- The request -
Only the lines holding the string "Moderate" are needed. Copy each one.

Figure record extracts:
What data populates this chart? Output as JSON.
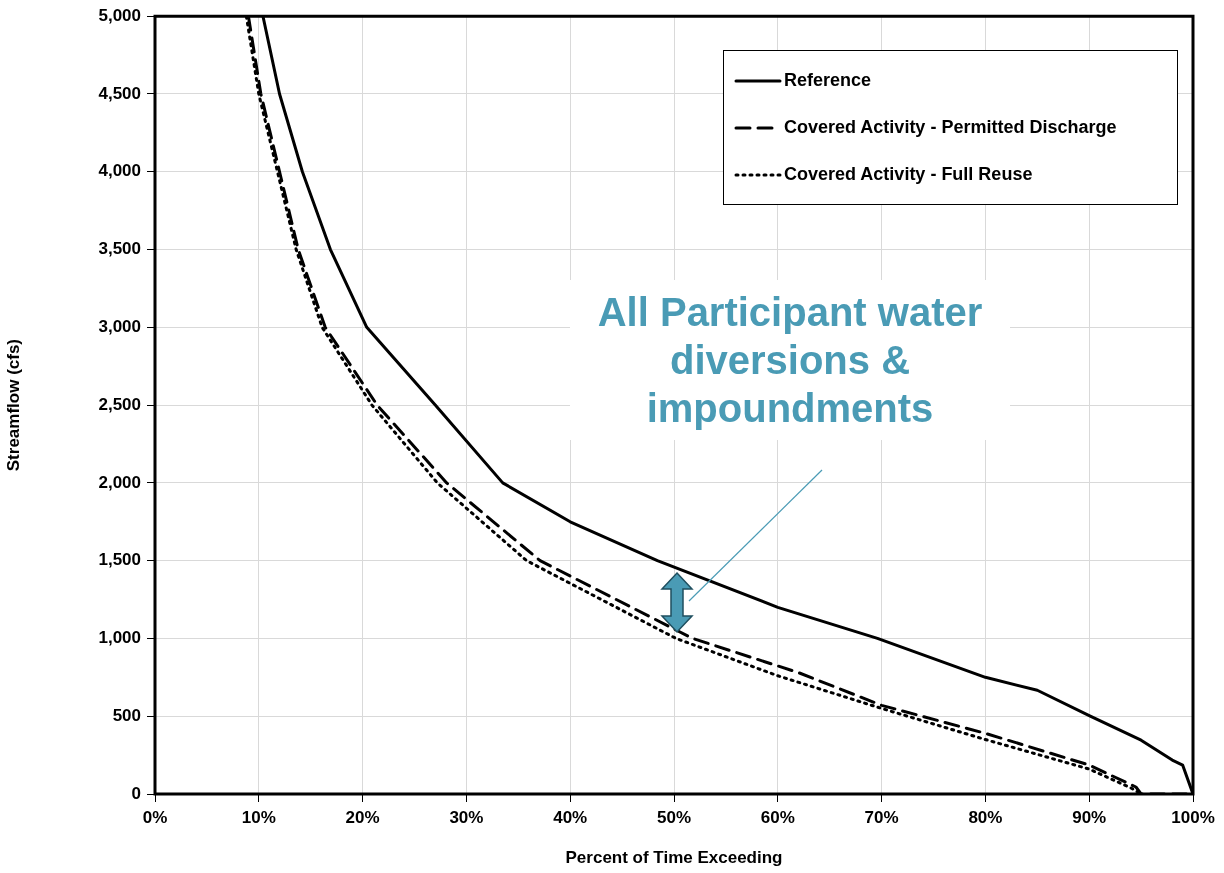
{
  "chart_data": {
    "type": "line",
    "xlabel": "Percent of Time Exceeding",
    "ylabel": "Streamflow (cfs)",
    "xlim": [
      0,
      100
    ],
    "xticks": [
      {
        "value": 0,
        "label": "0%"
      },
      {
        "value": 10,
        "label": "10%"
      },
      {
        "value": 20,
        "label": "20%"
      },
      {
        "value": 30,
        "label": "30%"
      },
      {
        "value": 40,
        "label": "40%"
      },
      {
        "value": 50,
        "label": "50%"
      },
      {
        "value": 60,
        "label": "60%"
      },
      {
        "value": 70,
        "label": "70%"
      },
      {
        "value": 80,
        "label": "80%"
      },
      {
        "value": 90,
        "label": "90%"
      },
      {
        "value": 100,
        "label": "100%"
      }
    ],
    "ylim": [
      0,
      5000
    ],
    "yticks": [
      {
        "value": 0,
        "label": "0"
      },
      {
        "value": 500,
        "label": "500"
      },
      {
        "value": 1000,
        "label": "1,000"
      },
      {
        "value": 1500,
        "label": "1,500"
      },
      {
        "value": 2000,
        "label": "2,000"
      },
      {
        "value": 2500,
        "label": "2,500"
      },
      {
        "value": 3000,
        "label": "3,000"
      },
      {
        "value": 3500,
        "label": "3,500"
      },
      {
        "value": 4000,
        "label": "4,000"
      },
      {
        "value": 4500,
        "label": "4,500"
      },
      {
        "value": 5000,
        "label": "5,000"
      }
    ],
    "grid": true,
    "legend": "top right",
    "marker": "none",
    "series": [
      {
        "name": "Reference",
        "color": "#000000",
        "line_style": "solid",
        "x": [
          10.4,
          12.0,
          14.2,
          16.9,
          20.4,
          27.0,
          33.5,
          40,
          48.4,
          60,
          69.6,
          80,
          85,
          90.1,
          95,
          98,
          99,
          100
        ],
        "values": [
          5000,
          4500,
          4000,
          3500,
          3000,
          2500,
          2000,
          1750,
          1500,
          1200,
          1000,
          750,
          667,
          500,
          346,
          218,
          186,
          0
        ]
      },
      {
        "name": "Covered Activity - Permitted Discharge",
        "color": "#000000",
        "line_style": "dashed",
        "x": [
          9.0,
          10.2,
          12.0,
          13.8,
          16.4,
          21.4,
          28.1,
          37.1,
          51.8,
          62,
          70,
          80,
          90,
          94.5,
          95,
          100
        ],
        "values": [
          5000,
          4500,
          4000,
          3500,
          3000,
          2500,
          2000,
          1500,
          1000,
          780,
          570,
          390,
          186,
          45,
          0,
          0
        ]
      },
      {
        "name": "Covered Activity - Full Reuse",
        "color": "#000000",
        "line_style": "dotted",
        "x": [
          8.8,
          10.0,
          11.8,
          13.6,
          16.1,
          20.9,
          27.2,
          35.8,
          50.2,
          60,
          70,
          80,
          90,
          94,
          95
        ],
        "values": [
          5000,
          4500,
          4000,
          3500,
          3000,
          2500,
          2000,
          1500,
          1000,
          760,
          550,
          350,
          160,
          40,
          0
        ]
      }
    ],
    "annotations": [
      "All Participant water diversions & impoundments"
    ]
  }
}
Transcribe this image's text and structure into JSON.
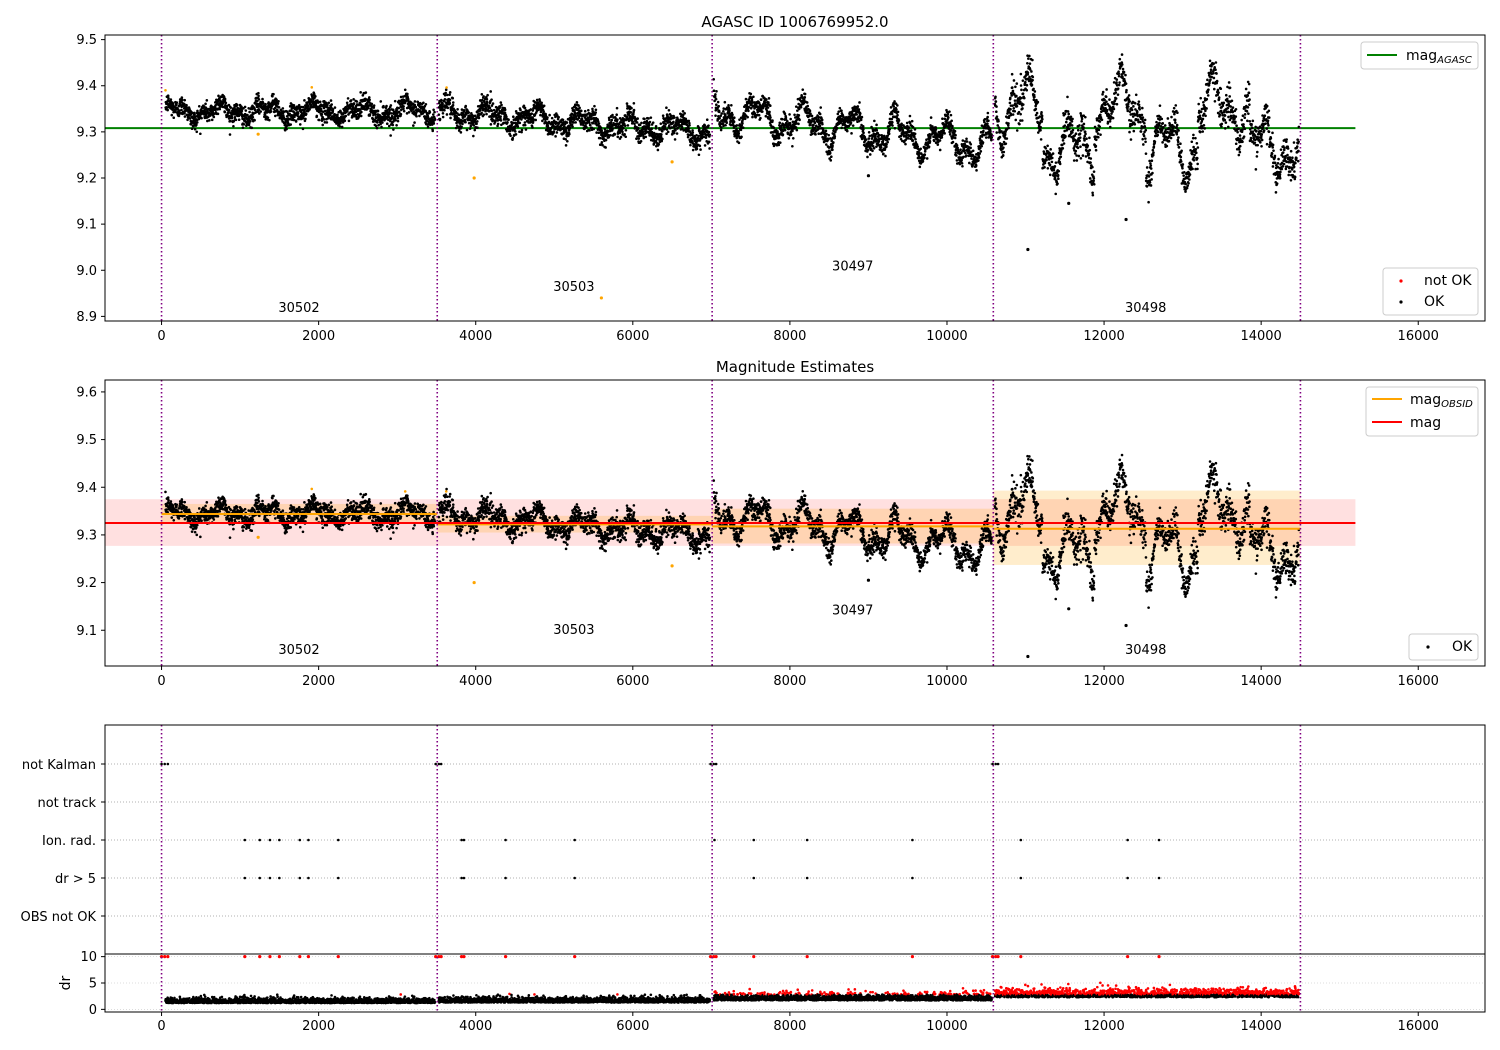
{
  "chart_data": [
    {
      "type": "scatter",
      "title": "AGASC ID 1006769952.0",
      "xlim": [
        -720,
        16850
      ],
      "ylim": [
        8.89,
        9.51
      ],
      "xticks": [
        0,
        2000,
        4000,
        6000,
        8000,
        10000,
        12000,
        14000,
        16000
      ],
      "yticks": [
        8.9,
        9.0,
        9.1,
        9.2,
        9.3,
        9.4,
        9.5
      ],
      "obsid_boundaries": [
        0,
        3510,
        7010,
        10590,
        14500
      ],
      "obsid_labels": [
        {
          "label": "30502",
          "x": 1750,
          "y": 8.91
        },
        {
          "label": "30503",
          "x": 5250,
          "y": 8.955
        },
        {
          "label": "30497",
          "x": 8800,
          "y": 9.0
        },
        {
          "label": "30498",
          "x": 12530,
          "y": 8.91
        }
      ],
      "reference_line": {
        "name": "mag_AGASC",
        "y": 9.308,
        "x_range": [
          -720,
          15200
        ],
        "color": "#008000"
      },
      "legends": [
        {
          "position": "top-right",
          "entries": [
            {
              "label": "mag",
              "subscript": "AGASC",
              "kind": "line",
              "color": "#008000"
            }
          ]
        },
        {
          "position": "bottom-right",
          "entries": [
            {
              "label": "not OK",
              "kind": "point",
              "color": "#ff0000"
            },
            {
              "label": "OK",
              "kind": "point",
              "color": "#000000"
            }
          ]
        }
      ],
      "series": [
        {
          "name": "OK",
          "color": "#000000"
        },
        {
          "name": "not OK",
          "color": "#ff0000"
        }
      ],
      "segments": [
        {
          "x": [
            50,
            3480
          ],
          "base": 9.345,
          "amp": 0.022,
          "noise": 0.018
        },
        {
          "x": [
            3530,
            6980
          ],
          "base": [
            9.345,
            9.3
          ],
          "amp": 0.028,
          "noise": 0.02
        },
        {
          "x": [
            7030,
            10570
          ],
          "base": [
            9.345,
            9.27
          ],
          "amp": 0.05,
          "noise": 0.02
        },
        {
          "x": [
            10610,
            14480
          ],
          "base": 9.31,
          "amp": 0.08,
          "noise": 0.03
        }
      ],
      "outliers": [
        {
          "x": 5600,
          "y": 8.94,
          "color": "#ffa500"
        },
        {
          "x": 3980,
          "y": 9.2,
          "color": "#ffa500"
        },
        {
          "x": 11030,
          "y": 9.045,
          "color": "#000000"
        },
        {
          "x": 12280,
          "y": 9.11,
          "color": "#000000"
        },
        {
          "x": 9000,
          "y": 9.205,
          "color": "#000000"
        },
        {
          "x": 11550,
          "y": 9.145,
          "color": "#000000"
        },
        {
          "x": 1230,
          "y": 9.295,
          "color": "#ffa500"
        },
        {
          "x": 6500,
          "y": 9.235,
          "color": "#ffa500"
        }
      ]
    },
    {
      "type": "scatter",
      "title": "Magnitude Estimates",
      "xlim": [
        -720,
        16850
      ],
      "ylim": [
        9.025,
        9.625
      ],
      "xticks": [
        0,
        2000,
        4000,
        6000,
        8000,
        10000,
        12000,
        14000,
        16000
      ],
      "yticks": [
        9.1,
        9.2,
        9.3,
        9.4,
        9.5,
        9.6
      ],
      "obsid_boundaries": [
        0,
        3510,
        7010,
        10590,
        14500
      ],
      "obsid_labels": [
        {
          "label": "30502",
          "x": 1750,
          "y": 9.05
        },
        {
          "label": "30503",
          "x": 5250,
          "y": 9.092
        },
        {
          "label": "30497",
          "x": 8800,
          "y": 9.133
        },
        {
          "label": "30498",
          "x": 12530,
          "y": 9.05
        }
      ],
      "mag": {
        "name": "mag",
        "y": 9.325,
        "band": [
          9.277,
          9.375
        ],
        "x_range": [
          -720,
          15200
        ],
        "color": "#ff0000"
      },
      "mag_obsid": [
        {
          "x": [
            0,
            3510
          ],
          "y": 9.344,
          "band": [
            9.325,
            9.365
          ]
        },
        {
          "x": [
            3510,
            7010
          ],
          "y": 9.322,
          "band": [
            9.305,
            9.34
          ]
        },
        {
          "x": [
            7010,
            10590
          ],
          "y": 9.318,
          "band": [
            9.282,
            9.355
          ]
        },
        {
          "x": [
            10590,
            14500
          ],
          "y": 9.313,
          "band": [
            9.237,
            9.393
          ]
        }
      ],
      "legends": [
        {
          "position": "top-right",
          "entries": [
            {
              "label": "mag",
              "subscript": "OBSID",
              "kind": "line",
              "color": "#ffa500"
            },
            {
              "label": "mag",
              "kind": "line",
              "color": "#ff0000"
            }
          ]
        },
        {
          "position": "bottom-right",
          "entries": [
            {
              "label": "OK",
              "kind": "point",
              "color": "#000000"
            }
          ]
        }
      ],
      "series": [
        {
          "name": "OK",
          "color": "#000000"
        }
      ]
    },
    {
      "type": "scatter",
      "title": "",
      "xlim": [
        -720,
        16850
      ],
      "flag_rows": [
        "not Kalman",
        "not track",
        "Ion. rad.",
        "dr > 5",
        "OBS not OK"
      ],
      "flag_events": {
        "not Kalman": [
          0,
          40,
          80,
          3490,
          3530,
          3560,
          6990,
          7030,
          7060,
          10580,
          10620,
          10650
        ],
        "not track": [],
        "Ion. rad.": [
          1060,
          1250,
          1380,
          1500,
          1760,
          1870,
          2250,
          3820,
          3850,
          4380,
          5260,
          7040,
          7540,
          8220,
          9560,
          10940,
          12300,
          12700
        ],
        "dr > 5": [
          1060,
          1250,
          1380,
          1500,
          1760,
          1870,
          2250,
          3820,
          3850,
          4380,
          5260,
          7540,
          8220,
          9560,
          10940,
          12300,
          12700
        ],
        "OBS not OK": []
      },
      "dr": {
        "ylabel": "dr",
        "ylim": [
          -0.5,
          10.5
        ],
        "yticks": [
          0,
          5,
          10
        ],
        "events": [
          0,
          40,
          80,
          3490,
          3530,
          3560,
          6990,
          7030,
          7060,
          10580,
          10620,
          10650,
          1060,
          1250,
          1380,
          1500,
          1760,
          1870,
          2250,
          3820,
          3850,
          4380,
          5260,
          7540,
          8220,
          9560,
          10940,
          12300,
          12700
        ]
      }
    }
  ]
}
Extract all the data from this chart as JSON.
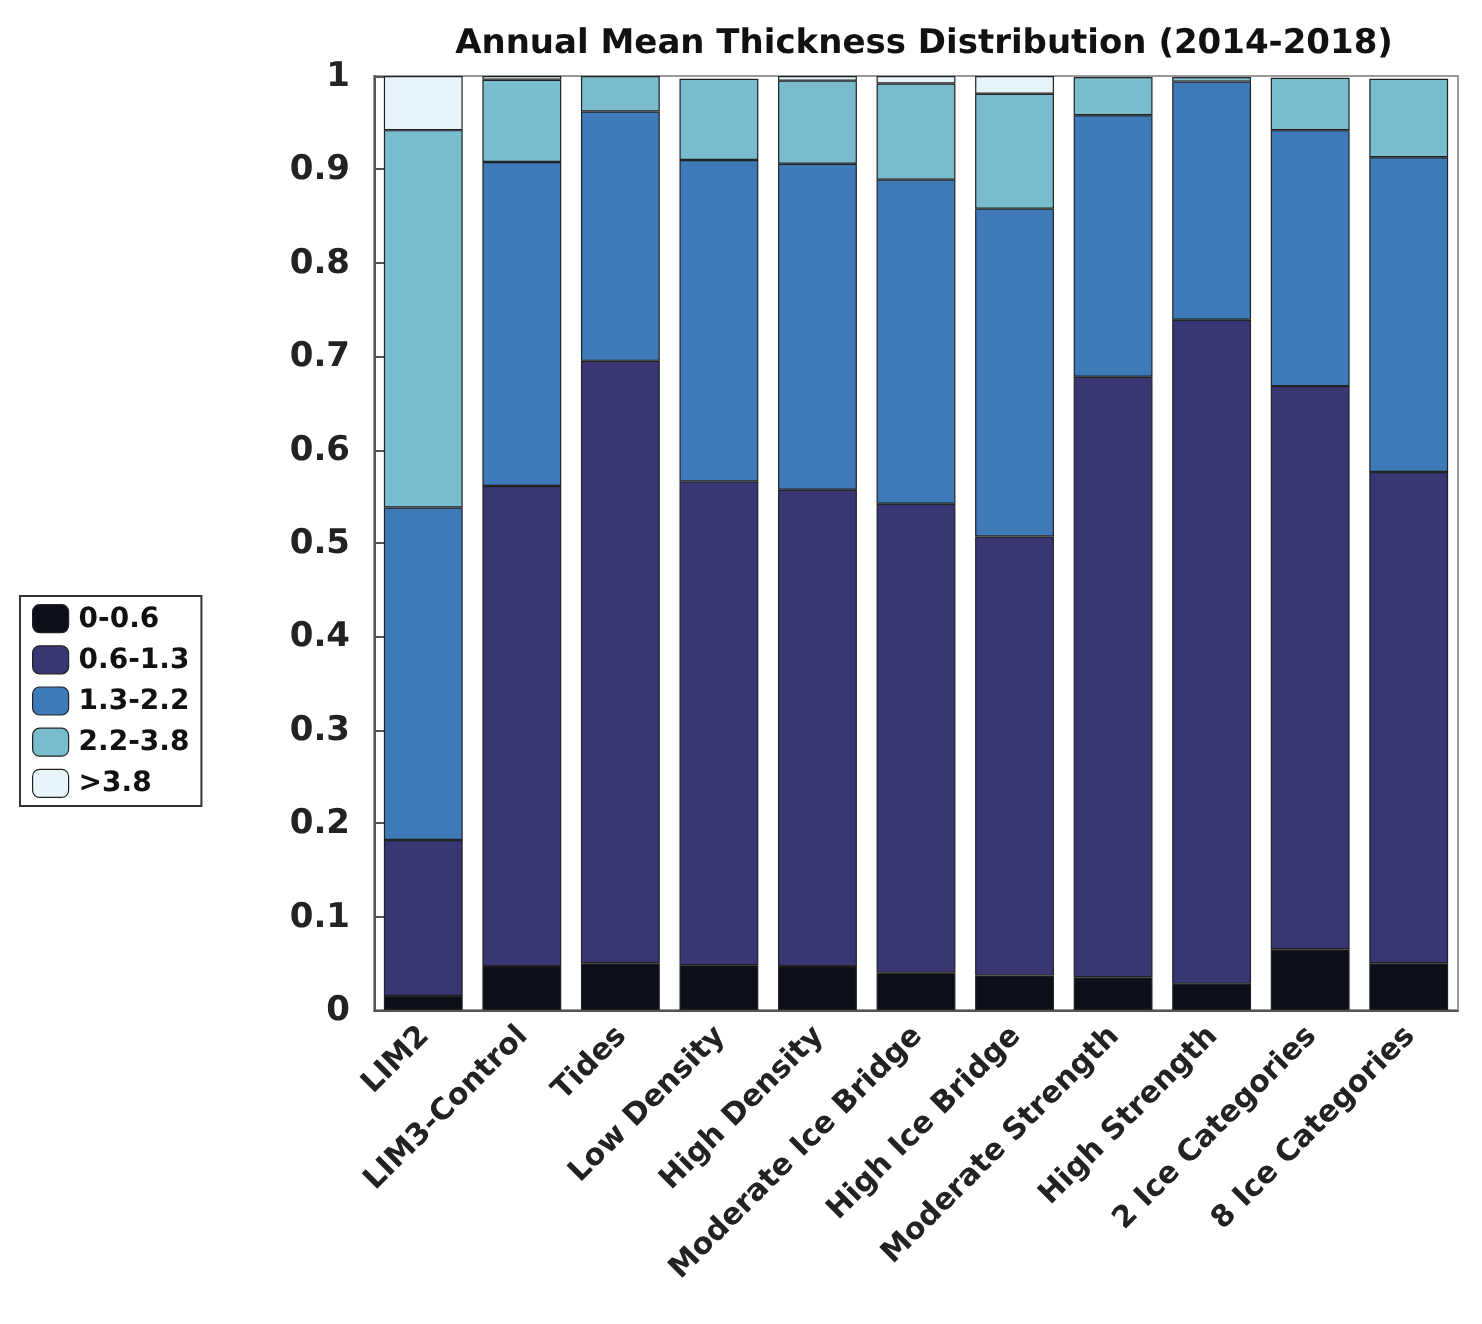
{
  "chart_data": {
    "type": "bar",
    "stacked": true,
    "title": "Annual Mean Thickness Distribution (2014-2018)",
    "categories": [
      "LIM2",
      "LIM3-Control",
      "Tides",
      "Low Density",
      "High Density",
      "Moderate Ice Bridge",
      "High Ice Bridge",
      "Moderate Strength",
      "High Strength",
      "2 Ice Categories",
      "8 Ice Categories"
    ],
    "series": [
      {
        "name": "0-0.6",
        "color": "#0c0f18",
        "values": [
          0.015,
          0.047,
          0.05,
          0.048,
          0.047,
          0.04,
          0.037,
          0.035,
          0.028,
          0.065,
          0.05
        ]
      },
      {
        "name": "0.6-1.3",
        "color": "#383773",
        "values": [
          0.167,
          0.514,
          0.645,
          0.518,
          0.51,
          0.502,
          0.47,
          0.643,
          0.711,
          0.603,
          0.526
        ]
      },
      {
        "name": "1.3-2.2",
        "color": "#3f7ab8",
        "values": [
          0.356,
          0.347,
          0.267,
          0.344,
          0.349,
          0.347,
          0.351,
          0.28,
          0.255,
          0.274,
          0.337
        ]
      },
      {
        "name": "2.2-3.8",
        "color": "#79bccd",
        "values": [
          0.404,
          0.088,
          0.038,
          0.087,
          0.089,
          0.103,
          0.123,
          0.041,
          0.005,
          0.056,
          0.084
        ]
      },
      {
        "name": ">3.8",
        "color": "#e8f5f8",
        "values": [
          0.058,
          0.004,
          0,
          null,
          0.005,
          0.008,
          0.019,
          null,
          0,
          null,
          null
        ]
      }
    ],
    "ylim": [
      0,
      1
    ],
    "yticks": [
      0,
      0.1,
      0.2,
      0.3,
      0.4,
      0.5,
      0.6,
      0.7,
      0.8,
      0.9,
      1
    ],
    "grid": false,
    "legend": "left"
  }
}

- Solution to this exercise -
      "Moderate Ice Bridge",
      "Moderate Strength",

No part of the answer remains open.